**Challenge:**
Output the entries word for word. Omit images.

**Stored records:**

----------

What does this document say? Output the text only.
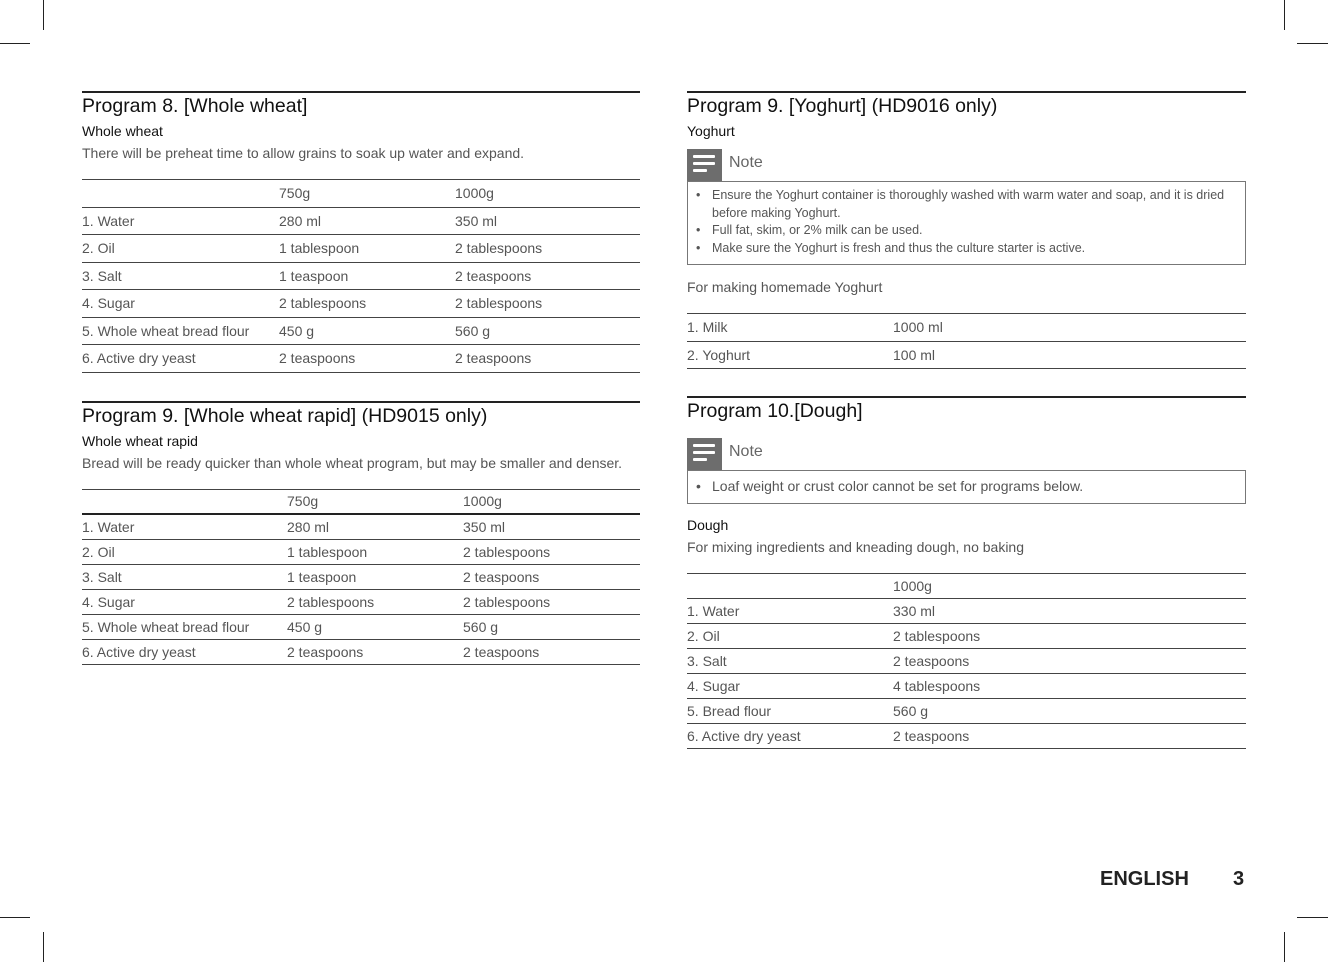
Program 8. [Whole wheat]
Whole wheat
There will be preheat time to allow grains to soak up water and expand.
	750g	1000g
1. Water	280 ml	350 ml
2. Oil	1 tablespoon	2 tablespoons
3. Salt	1 teaspoon	2 teaspoons
4. Sugar	2 tablespoons	2 tablespoons
5. Whole wheat bread flour	450 g	560 g
6. Active dry yeast	2 teaspoons	2 teaspoons
Program 9. [Whole wheat rapid] (HD9015 only)
Whole wheat rapid
Bread will be ready quicker than whole wheat program, but may be smaller and denser.
	750g	1000g
1. Water	280 ml	350 ml
2. Oil	1 tablespoon	2 tablespoons
3. Salt	1 teaspoon	2 teaspoons
4. Sugar	2 tablespoons	2 tablespoons
5. Whole wheat bread flour	450 g	560 g
6. Active dry yeast	2 teaspoons	2 teaspoons
Program 9. [Yoghurt] (HD9016 only)
Yoghurt
Note
• Ensure the Yoghurt container is thoroughly washed with warm water and soap, and it is dried before making Yoghurt.
• Full fat, skim, or 2% milk can be used.
• Make sure the Yoghurt is fresh and thus the culture starter is active.
For making homemade Yoghurt
1. Milk	1000 ml
2. Yoghurt	100 ml
Program 10.[Dough]
Note
• Loaf weight or crust color cannot be set for programs below.
Dough
For mixing ingredients and kneading dough, no baking
	1000g
1. Water	330 ml
2. Oil	2 tablespoons
3. Salt	2 teaspoons
4. Sugar	4 tablespoons
5. Bread flour	560 g
6. Active dry yeast	2 teaspoons
ENGLISH 3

----------

**Result of this exercise:**
What does this document say? Output the text only.
Program 8. [Whole wheat]
Whole wheat
There will be preheat time to allow grains to soak up water and expand.
	750g	1000g
1. Water	280 ml	350 ml
2. Oil	1 tablespoon	2 tablespoons
3. Salt	1 teaspoon	2 teaspoons
4. Sugar	2 tablespoons	2 tablespoons
5. Whole wheat bread flour	450 g	560 g
6. Active dry yeast	2 teaspoons	2 teaspoons
Program 9. [Whole wheat rapid] (HD9015 only)
Whole wheat rapid
Bread will be ready quicker than whole wheat program, but may be smaller and denser.
	750g	1000g
1. Water	280 ml	350 ml
2. Oil	1 tablespoon	2 tablespoons
3. Salt	1 teaspoon	2 teaspoons
4. Sugar	2 tablespoons	2 tablespoons
5. Whole wheat bread flour	450 g	560 g
6. Active dry yeast	2 teaspoons	2 teaspoons
Program 9. [Yoghurt] (HD9016 only)
Yoghurt
Note
• Ensure the Yoghurt container is thoroughly washed with warm water and soap, and it is dried before making Yoghurt.
• Full fat, skim, or 2% milk can be used.
• Make sure the Yoghurt is fresh and thus the culture starter is active.
For making homemade Yoghurt
1. Milk	1000 ml
2. Yoghurt	100 ml
Program 10.[Dough]
Note
• Loaf weight or crust color cannot be set for programs below.
Dough
For mixing ingredients and kneading dough, no baking
	1000g
1. Water	330 ml
2. Oil	2 tablespoons
3. Salt	2 teaspoons
4. Sugar	4 tablespoons
5. Bread flour	560 g
6. Active dry yeast	2 teaspoons
ENGLISH 3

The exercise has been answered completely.